Tools We Need In Life

Post date: Nov 12, 2009 8:18:23 AM

Schools today are not teaching the basics that I learn. I am seeing many young people graduating from the schools who are not really ready to compete in today's world. This will only lead to the decline of our nation. I am a very big advocate of technology. But I do draw the line when people depend on technology to the point of disregarding learning the basic skills on how to cope without the use of that technology.

Here is some examples,

  • I went to the Mississippi coast after hurricane Katrina. I saw store owners who were swamped by customers, trying to handle their own sales because they could not depend on their cashiers. I asked one hardware owner why he had his cashiers working the floor instead of handling the sales, He told me that his computerized cash registers were down and were not able to instruct his cashiers what the change would be.

    • When I traveled up to Sault Ste Marie, MI, I saw a second grader show off his calculator that was given to him. I asked him who gave it to him, he told me that everyone in his grade was given one by the public school system. I believe that many young people are not learning their fractions like they should because they are taught on calculators and now many are only able to grasp the decimal system. I say calculators should be banned from Elementary and Middle schools and by the time the child reaches High school, he should have already mastered the means of working problems without a calculator Many don't even understand the concept what a fraction is.

    • Like one 20 year old man who argued with me that 1/4 was bigger than 1/3

    • And I saw another young man count the ticks on his tape measure to figure out that 3/8 was half of 3/4.

    • Reason I made the Tutorial titled How to mentally divide a fraction in half.

● **RECORDS PROVIDED**
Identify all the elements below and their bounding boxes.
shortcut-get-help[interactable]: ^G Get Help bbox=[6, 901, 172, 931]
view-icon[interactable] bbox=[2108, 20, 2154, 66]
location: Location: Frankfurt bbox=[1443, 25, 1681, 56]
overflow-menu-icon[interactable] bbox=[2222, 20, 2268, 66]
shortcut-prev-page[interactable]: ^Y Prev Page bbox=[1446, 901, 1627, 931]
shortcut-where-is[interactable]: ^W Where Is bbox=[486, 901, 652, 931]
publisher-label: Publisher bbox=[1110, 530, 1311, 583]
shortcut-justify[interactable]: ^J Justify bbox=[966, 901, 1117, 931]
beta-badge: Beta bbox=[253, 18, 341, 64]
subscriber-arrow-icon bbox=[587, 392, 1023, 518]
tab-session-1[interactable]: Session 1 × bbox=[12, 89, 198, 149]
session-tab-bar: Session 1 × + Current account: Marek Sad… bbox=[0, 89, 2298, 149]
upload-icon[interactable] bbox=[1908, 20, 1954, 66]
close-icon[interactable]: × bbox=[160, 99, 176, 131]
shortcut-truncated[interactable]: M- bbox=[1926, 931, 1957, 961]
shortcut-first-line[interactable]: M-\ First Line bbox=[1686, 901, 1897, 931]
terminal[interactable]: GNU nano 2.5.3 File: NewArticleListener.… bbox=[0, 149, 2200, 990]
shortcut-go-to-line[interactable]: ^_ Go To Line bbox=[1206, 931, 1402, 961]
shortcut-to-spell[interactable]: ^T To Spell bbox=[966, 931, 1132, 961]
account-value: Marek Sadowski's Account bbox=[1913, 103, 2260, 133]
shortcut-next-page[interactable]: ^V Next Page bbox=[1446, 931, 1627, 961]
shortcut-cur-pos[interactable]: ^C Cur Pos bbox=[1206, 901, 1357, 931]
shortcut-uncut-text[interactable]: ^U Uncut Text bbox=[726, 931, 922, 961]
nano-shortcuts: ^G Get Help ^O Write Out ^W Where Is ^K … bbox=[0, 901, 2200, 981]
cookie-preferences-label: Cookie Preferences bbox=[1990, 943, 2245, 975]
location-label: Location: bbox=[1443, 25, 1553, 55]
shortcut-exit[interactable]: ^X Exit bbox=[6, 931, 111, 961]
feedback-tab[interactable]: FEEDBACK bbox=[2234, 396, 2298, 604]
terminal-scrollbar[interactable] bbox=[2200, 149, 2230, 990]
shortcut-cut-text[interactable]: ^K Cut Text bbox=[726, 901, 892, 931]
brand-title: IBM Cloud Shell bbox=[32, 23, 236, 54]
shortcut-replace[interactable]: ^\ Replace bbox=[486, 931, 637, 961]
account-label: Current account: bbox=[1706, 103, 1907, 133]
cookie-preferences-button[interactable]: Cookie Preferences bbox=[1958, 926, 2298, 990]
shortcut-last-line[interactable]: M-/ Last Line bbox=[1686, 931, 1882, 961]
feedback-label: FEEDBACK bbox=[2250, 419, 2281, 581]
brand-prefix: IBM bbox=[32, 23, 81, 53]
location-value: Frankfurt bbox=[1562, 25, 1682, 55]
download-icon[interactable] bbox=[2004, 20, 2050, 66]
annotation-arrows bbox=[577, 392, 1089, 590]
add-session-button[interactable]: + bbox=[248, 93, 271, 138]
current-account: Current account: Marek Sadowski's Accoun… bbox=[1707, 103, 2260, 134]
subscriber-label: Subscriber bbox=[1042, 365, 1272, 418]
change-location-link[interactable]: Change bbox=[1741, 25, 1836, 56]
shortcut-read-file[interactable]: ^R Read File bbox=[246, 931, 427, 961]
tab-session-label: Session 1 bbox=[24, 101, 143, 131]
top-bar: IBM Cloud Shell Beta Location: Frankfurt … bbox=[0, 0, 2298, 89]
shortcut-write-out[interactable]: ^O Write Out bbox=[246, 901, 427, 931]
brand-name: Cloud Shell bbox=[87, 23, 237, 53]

● **WHAT THE TASK ASKS**
Reproduce the part of the post on basic skills that begins with the words "Here is some" and stops after "change would be.".

● **ANSWER AREA**
Here is some examples,

  • I went to the Mississippi coast after hurricane Katrina. I saw store owners who were swamped by customers, trying to handle their own sales because they could not depend on their cashiers. I asked one hardware owner why he had his cashiers working the floor instead of handling the sales, He told me that his computerized cash registers were down and were not able to instruct his cashiers what the change would be.